══ MATERIAL SUPPLIED ══

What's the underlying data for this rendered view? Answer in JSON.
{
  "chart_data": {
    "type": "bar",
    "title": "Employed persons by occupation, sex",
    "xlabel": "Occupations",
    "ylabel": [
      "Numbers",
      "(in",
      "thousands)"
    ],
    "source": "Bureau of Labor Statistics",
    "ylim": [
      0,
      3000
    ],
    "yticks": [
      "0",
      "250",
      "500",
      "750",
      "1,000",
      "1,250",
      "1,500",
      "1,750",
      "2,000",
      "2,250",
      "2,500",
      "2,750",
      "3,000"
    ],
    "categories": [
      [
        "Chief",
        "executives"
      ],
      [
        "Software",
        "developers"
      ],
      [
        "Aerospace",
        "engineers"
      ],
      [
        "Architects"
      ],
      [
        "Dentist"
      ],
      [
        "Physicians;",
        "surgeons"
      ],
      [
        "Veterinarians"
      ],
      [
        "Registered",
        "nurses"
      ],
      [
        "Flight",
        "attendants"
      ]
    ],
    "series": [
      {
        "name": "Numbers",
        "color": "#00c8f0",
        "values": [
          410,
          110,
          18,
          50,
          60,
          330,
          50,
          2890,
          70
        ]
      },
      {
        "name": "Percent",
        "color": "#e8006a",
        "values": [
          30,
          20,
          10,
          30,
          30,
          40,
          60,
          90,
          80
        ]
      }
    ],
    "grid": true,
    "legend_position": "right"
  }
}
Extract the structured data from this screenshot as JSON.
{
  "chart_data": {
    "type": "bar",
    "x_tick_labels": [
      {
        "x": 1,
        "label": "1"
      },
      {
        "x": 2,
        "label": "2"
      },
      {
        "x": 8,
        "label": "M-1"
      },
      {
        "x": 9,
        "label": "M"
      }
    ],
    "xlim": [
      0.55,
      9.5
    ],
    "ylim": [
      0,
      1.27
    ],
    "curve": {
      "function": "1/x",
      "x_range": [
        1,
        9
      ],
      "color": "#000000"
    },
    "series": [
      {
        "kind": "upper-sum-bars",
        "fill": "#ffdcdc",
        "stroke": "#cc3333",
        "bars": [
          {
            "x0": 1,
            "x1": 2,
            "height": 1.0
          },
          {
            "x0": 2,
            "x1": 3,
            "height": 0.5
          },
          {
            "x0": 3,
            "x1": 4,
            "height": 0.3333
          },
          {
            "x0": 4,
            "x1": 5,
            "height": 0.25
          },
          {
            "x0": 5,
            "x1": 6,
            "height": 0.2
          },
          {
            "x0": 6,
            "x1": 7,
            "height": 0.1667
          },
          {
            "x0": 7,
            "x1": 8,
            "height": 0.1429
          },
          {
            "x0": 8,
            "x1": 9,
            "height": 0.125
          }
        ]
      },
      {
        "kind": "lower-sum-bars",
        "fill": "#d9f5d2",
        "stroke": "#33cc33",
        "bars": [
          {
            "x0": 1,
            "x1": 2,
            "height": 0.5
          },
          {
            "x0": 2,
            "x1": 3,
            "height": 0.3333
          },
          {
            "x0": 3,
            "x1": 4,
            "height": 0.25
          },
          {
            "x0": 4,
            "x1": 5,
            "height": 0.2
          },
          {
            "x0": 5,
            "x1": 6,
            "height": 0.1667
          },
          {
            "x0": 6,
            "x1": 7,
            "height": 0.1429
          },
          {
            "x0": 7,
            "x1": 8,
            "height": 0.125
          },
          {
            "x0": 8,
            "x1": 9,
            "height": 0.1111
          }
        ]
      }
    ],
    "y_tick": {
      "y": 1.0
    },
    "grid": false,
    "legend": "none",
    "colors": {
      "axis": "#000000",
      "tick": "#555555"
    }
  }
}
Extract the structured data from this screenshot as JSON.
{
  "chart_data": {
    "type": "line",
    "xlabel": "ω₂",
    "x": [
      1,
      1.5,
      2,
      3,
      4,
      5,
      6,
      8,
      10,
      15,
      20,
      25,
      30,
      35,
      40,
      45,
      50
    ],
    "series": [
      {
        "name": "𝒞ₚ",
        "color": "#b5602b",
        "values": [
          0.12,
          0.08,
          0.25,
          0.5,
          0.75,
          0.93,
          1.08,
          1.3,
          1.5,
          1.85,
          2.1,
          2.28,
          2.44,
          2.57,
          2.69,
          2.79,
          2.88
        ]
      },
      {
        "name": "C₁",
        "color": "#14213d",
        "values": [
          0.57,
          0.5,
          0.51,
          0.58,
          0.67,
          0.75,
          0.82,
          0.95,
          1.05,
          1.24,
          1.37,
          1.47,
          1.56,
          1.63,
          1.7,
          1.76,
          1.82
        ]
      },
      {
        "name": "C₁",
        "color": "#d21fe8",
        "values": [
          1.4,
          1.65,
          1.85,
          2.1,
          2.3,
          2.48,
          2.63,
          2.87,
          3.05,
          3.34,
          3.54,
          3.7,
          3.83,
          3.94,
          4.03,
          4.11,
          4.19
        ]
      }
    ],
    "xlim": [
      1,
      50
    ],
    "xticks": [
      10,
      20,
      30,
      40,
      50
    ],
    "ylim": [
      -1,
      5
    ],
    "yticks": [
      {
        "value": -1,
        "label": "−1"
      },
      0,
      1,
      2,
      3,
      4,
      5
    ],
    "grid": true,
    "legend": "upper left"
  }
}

═══

WHAT YOU NEED TO DO
Copy every line of the entries above in which "name" occurs.

EXERCISE OUTPUT
        "name": "Numbers",
        "name": "Percent",
        "name": "𝒞ₚ",
        "name": "C₁",
        "name": "C₁",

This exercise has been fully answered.